#### [DATA LISTING]
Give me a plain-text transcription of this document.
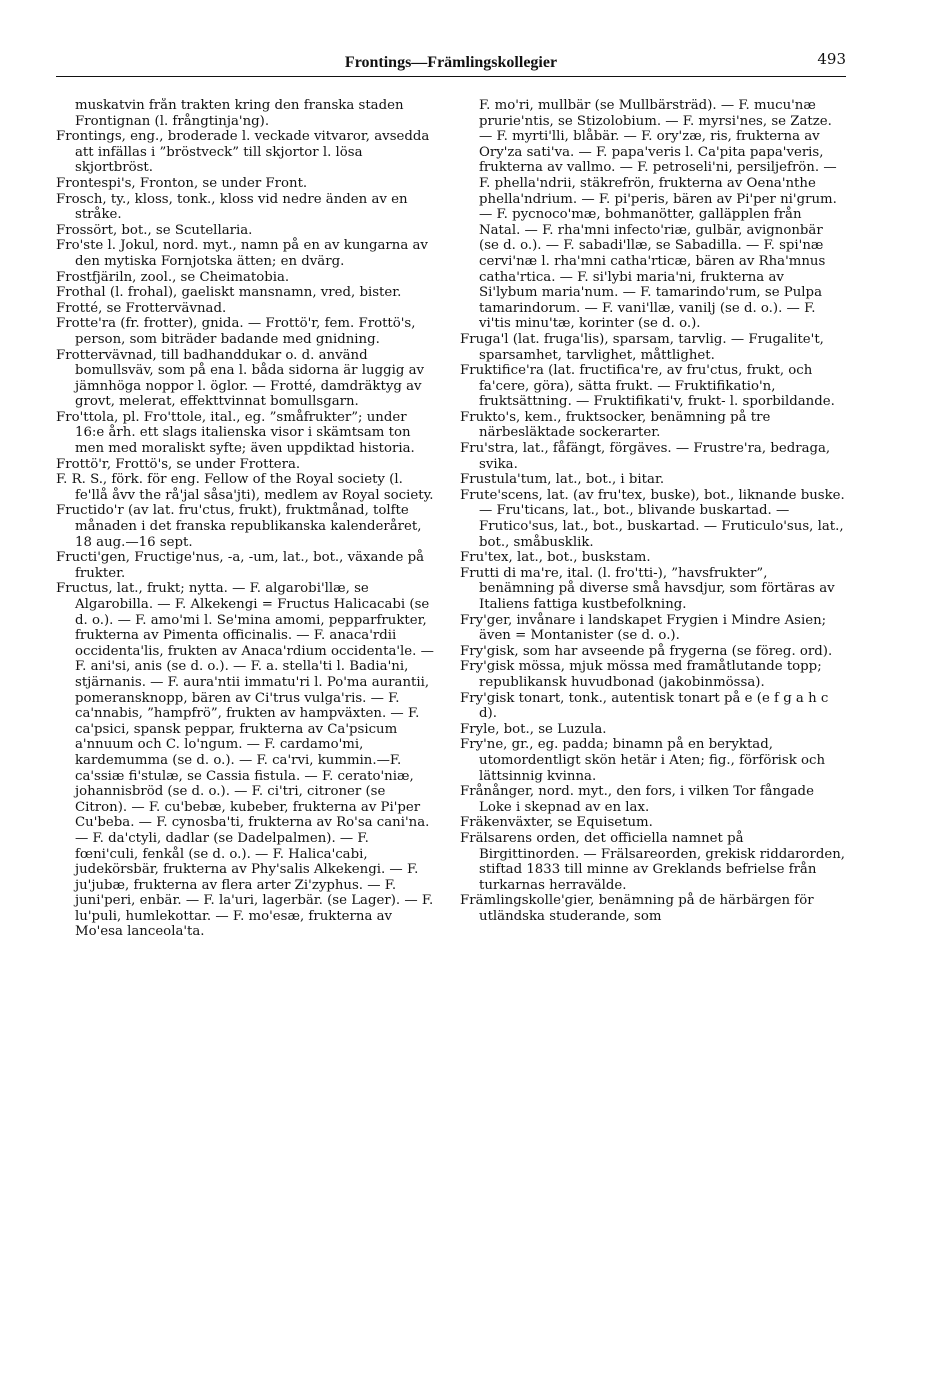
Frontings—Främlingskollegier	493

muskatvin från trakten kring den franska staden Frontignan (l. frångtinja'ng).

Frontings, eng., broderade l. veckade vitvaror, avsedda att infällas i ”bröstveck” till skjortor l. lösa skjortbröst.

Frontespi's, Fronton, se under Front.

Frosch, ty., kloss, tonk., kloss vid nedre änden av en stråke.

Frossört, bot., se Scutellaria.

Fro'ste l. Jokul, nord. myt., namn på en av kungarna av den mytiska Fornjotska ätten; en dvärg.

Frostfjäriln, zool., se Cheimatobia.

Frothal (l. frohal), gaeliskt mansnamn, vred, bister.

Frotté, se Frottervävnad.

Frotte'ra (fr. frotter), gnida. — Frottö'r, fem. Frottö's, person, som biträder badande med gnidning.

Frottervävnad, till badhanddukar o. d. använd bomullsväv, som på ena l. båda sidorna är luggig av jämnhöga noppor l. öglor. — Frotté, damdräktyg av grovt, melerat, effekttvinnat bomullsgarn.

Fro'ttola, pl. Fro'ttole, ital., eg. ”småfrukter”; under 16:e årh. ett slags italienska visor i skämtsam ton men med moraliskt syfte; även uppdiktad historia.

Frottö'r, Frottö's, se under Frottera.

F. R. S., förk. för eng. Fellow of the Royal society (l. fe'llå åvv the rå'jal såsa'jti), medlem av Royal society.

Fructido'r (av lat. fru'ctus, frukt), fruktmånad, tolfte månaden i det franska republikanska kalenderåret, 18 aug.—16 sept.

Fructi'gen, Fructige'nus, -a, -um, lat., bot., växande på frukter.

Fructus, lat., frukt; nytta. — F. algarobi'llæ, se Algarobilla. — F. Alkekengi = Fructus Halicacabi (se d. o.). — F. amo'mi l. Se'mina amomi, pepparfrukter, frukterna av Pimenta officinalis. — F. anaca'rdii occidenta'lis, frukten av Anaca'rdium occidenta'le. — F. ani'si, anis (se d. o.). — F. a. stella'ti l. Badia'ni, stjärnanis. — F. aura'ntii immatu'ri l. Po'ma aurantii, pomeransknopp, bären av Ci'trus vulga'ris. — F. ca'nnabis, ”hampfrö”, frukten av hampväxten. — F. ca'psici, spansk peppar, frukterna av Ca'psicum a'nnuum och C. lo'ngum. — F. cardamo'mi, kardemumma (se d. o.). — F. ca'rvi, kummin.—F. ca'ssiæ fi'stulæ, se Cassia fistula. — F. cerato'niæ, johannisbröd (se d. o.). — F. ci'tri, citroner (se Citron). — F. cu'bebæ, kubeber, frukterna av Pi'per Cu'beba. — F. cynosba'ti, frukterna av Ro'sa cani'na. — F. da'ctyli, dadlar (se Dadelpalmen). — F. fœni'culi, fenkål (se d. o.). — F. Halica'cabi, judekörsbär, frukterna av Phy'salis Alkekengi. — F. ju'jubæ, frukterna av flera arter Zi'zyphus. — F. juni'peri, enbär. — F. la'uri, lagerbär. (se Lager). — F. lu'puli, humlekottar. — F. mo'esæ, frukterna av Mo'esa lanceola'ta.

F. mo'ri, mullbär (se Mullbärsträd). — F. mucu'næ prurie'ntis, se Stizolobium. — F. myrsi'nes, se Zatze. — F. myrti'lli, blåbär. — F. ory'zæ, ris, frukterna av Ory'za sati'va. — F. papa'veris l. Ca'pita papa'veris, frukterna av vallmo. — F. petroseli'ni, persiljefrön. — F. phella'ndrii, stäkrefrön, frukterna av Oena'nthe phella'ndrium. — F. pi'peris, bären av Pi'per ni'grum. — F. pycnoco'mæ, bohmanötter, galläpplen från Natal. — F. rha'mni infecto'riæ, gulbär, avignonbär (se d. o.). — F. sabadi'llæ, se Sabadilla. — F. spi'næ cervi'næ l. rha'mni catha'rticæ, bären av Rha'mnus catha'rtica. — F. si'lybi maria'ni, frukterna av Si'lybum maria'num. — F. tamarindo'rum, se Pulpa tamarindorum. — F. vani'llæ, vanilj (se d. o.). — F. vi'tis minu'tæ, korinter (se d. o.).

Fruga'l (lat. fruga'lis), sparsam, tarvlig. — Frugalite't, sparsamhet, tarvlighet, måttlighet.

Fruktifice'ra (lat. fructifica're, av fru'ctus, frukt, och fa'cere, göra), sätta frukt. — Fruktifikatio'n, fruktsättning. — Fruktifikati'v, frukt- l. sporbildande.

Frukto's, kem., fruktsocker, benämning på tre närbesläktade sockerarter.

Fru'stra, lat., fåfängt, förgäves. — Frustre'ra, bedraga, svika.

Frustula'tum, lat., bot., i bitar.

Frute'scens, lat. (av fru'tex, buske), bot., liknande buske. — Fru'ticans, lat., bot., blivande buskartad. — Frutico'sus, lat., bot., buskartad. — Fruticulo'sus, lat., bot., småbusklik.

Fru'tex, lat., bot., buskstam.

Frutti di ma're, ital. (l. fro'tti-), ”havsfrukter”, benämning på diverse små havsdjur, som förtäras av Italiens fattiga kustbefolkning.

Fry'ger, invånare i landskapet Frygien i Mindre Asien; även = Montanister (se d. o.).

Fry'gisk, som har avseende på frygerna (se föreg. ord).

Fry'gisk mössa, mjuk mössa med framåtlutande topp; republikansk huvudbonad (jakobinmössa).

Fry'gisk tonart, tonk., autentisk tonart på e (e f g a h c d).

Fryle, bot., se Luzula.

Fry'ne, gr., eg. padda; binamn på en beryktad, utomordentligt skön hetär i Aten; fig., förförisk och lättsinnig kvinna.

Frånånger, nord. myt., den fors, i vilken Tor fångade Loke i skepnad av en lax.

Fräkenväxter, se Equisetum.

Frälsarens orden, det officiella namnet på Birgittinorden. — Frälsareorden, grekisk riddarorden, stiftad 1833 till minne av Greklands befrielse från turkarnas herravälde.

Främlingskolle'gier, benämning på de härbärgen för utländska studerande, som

==

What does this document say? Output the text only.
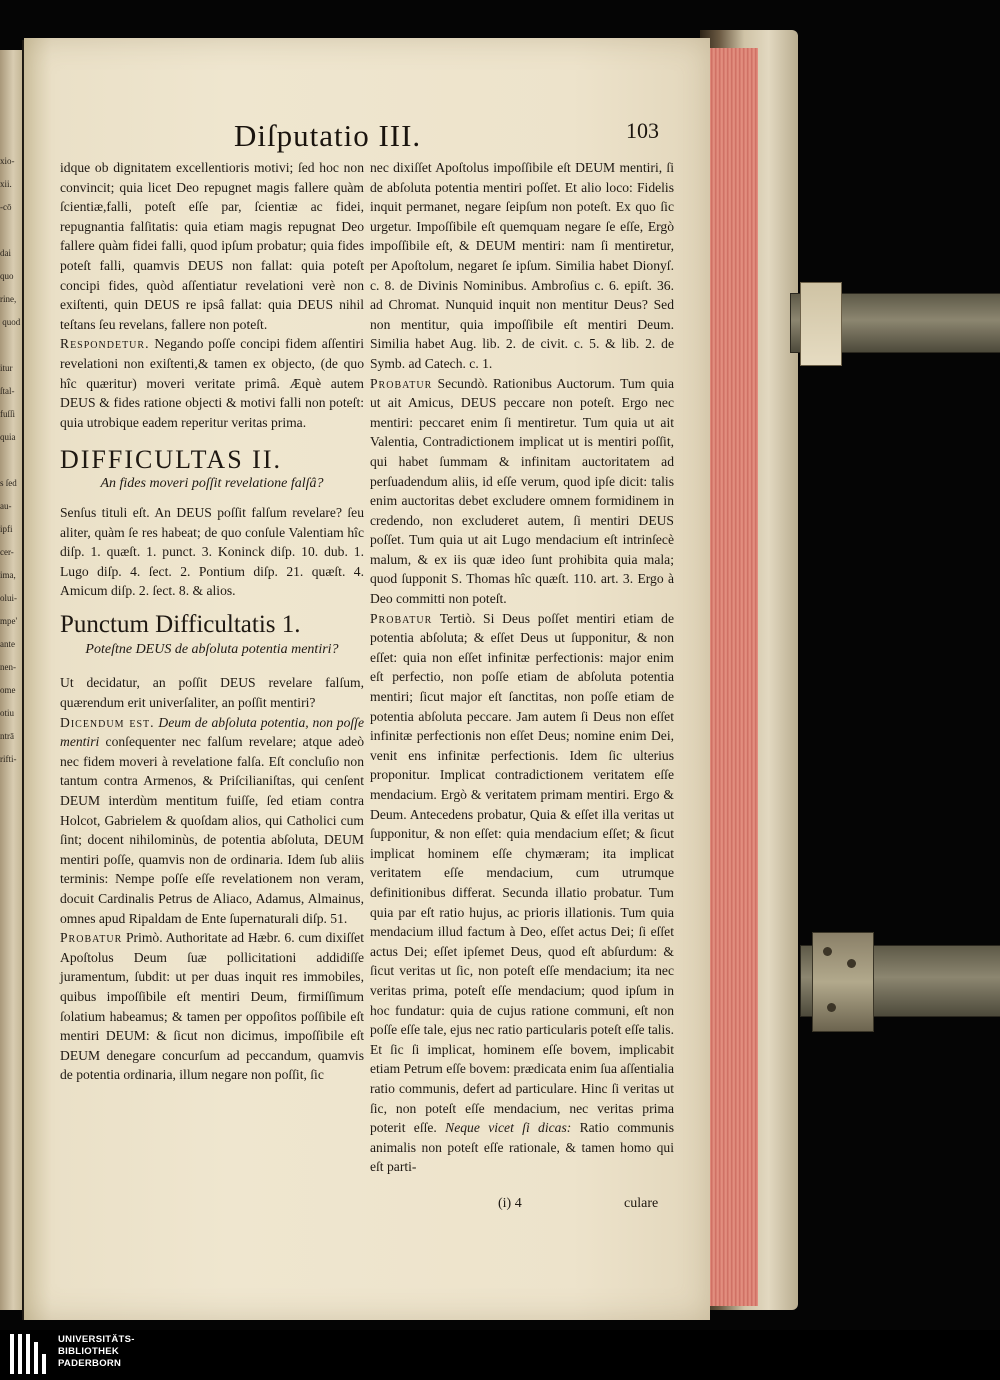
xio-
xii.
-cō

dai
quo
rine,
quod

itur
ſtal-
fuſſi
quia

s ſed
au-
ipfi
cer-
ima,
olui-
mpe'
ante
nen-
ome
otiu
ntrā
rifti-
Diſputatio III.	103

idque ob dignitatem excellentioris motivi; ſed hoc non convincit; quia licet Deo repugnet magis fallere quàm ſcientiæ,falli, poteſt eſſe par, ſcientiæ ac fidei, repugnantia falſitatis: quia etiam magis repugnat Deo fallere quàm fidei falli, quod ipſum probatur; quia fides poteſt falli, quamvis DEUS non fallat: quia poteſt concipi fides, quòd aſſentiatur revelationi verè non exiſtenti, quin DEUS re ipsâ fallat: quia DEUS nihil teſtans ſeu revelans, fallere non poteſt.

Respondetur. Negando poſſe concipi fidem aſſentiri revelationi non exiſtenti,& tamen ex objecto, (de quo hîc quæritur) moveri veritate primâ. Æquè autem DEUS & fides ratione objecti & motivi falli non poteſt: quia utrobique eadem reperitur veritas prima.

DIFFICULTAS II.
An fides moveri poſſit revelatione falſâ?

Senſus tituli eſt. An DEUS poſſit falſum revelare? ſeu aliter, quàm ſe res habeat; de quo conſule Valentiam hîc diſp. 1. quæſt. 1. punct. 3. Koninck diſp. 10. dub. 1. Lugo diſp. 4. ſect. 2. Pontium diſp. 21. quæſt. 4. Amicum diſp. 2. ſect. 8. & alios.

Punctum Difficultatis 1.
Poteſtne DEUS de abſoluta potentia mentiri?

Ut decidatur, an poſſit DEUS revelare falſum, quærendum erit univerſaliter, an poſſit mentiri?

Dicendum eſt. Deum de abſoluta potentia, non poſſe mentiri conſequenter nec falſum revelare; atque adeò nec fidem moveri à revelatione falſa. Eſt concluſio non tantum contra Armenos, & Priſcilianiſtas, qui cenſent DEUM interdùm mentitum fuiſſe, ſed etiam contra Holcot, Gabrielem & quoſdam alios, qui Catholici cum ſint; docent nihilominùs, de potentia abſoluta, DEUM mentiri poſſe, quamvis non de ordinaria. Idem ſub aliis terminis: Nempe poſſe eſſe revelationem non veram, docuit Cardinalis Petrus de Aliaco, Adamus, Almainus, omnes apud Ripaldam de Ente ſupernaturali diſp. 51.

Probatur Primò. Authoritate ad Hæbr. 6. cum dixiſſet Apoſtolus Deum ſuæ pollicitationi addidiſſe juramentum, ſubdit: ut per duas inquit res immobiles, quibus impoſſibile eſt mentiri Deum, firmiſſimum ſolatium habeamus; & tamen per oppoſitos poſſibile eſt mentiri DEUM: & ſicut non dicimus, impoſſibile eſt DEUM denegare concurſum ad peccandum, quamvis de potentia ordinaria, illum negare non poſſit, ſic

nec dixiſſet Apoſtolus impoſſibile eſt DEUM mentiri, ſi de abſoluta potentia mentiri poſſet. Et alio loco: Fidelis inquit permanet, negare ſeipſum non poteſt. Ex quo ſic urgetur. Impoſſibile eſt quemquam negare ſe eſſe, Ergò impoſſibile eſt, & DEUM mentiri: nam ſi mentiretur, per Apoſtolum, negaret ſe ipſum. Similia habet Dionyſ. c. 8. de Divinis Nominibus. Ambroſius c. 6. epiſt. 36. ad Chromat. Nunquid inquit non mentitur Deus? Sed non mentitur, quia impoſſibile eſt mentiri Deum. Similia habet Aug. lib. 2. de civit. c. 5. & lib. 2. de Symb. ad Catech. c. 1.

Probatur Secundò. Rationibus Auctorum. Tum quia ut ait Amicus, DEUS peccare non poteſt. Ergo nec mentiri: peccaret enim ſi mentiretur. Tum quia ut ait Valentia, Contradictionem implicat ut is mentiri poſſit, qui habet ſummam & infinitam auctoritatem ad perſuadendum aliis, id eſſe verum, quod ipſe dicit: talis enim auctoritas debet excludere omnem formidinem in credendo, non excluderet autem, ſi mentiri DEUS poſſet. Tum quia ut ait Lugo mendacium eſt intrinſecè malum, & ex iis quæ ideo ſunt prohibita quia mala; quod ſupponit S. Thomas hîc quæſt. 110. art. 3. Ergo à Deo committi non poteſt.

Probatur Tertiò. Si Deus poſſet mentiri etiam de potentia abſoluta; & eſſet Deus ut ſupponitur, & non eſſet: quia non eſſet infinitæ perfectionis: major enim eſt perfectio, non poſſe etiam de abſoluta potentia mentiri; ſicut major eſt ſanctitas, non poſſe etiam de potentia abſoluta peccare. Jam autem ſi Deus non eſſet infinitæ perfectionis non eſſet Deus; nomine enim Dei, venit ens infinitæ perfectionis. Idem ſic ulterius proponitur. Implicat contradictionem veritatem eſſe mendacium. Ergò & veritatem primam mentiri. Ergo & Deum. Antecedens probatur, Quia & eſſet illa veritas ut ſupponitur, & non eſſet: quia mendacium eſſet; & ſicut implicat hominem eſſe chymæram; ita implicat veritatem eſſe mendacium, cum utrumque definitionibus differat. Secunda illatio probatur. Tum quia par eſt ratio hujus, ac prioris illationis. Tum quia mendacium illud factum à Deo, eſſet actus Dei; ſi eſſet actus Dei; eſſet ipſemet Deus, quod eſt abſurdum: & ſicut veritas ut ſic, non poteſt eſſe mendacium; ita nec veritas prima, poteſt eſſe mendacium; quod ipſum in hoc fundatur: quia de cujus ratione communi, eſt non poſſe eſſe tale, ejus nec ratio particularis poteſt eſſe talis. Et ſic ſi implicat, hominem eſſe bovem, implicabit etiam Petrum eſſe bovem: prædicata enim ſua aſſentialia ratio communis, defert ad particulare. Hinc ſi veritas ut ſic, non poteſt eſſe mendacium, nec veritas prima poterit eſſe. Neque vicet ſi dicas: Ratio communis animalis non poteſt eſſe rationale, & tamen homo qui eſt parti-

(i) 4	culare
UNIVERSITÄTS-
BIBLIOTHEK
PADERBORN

#### [STATED TASK]
Scan the listing above and identify each line holding the string "negare"; copy every such line.

#### [REPLY TO THE TASK]
Probatur Primò. Authoritate ad Hæbr. 6. cum dixiſſet Apoſtolus Deum ſuæ pollicitationi addidiſſe juramentum, ſubdit: ut per duas inquit res immobiles, quibus impoſſibile eſt mentiri Deum, firmiſſimum ſolatium habeamus; & tamen per oppoſitos poſſibile eſt mentiri DEUM: & ſicut non dicimus, impoſſibile eſt DEUM denegare concurſum ad peccandum, quamvis de potentia ordinaria, illum negare non poſſit, ſic
nec dixiſſet Apoſtolus impoſſibile eſt DEUM mentiri, ſi de abſoluta potentia mentiri poſſet. Et alio loco: Fidelis inquit permanet, negare ſeipſum non poteſt. Ex quo ſic urgetur. Impoſſibile eſt quemquam negare ſe eſſe, Ergò impoſſibile eſt, & DEUM mentiri: nam ſi mentiretur, per Apoſtolum, negaret ſe ipſum. Similia habet Dionyſ. c. 8. de Divinis Nominibus. Ambroſius c. 6. epiſt. 36. ad Chromat. Nunquid inquit non mentitur Deus? Sed non mentitur, quia impoſſibile eſt mentiri Deum. Similia habet Aug. lib. 2. de civit. c. 5. & lib. 2. de Symb. ad Catech. c. 1.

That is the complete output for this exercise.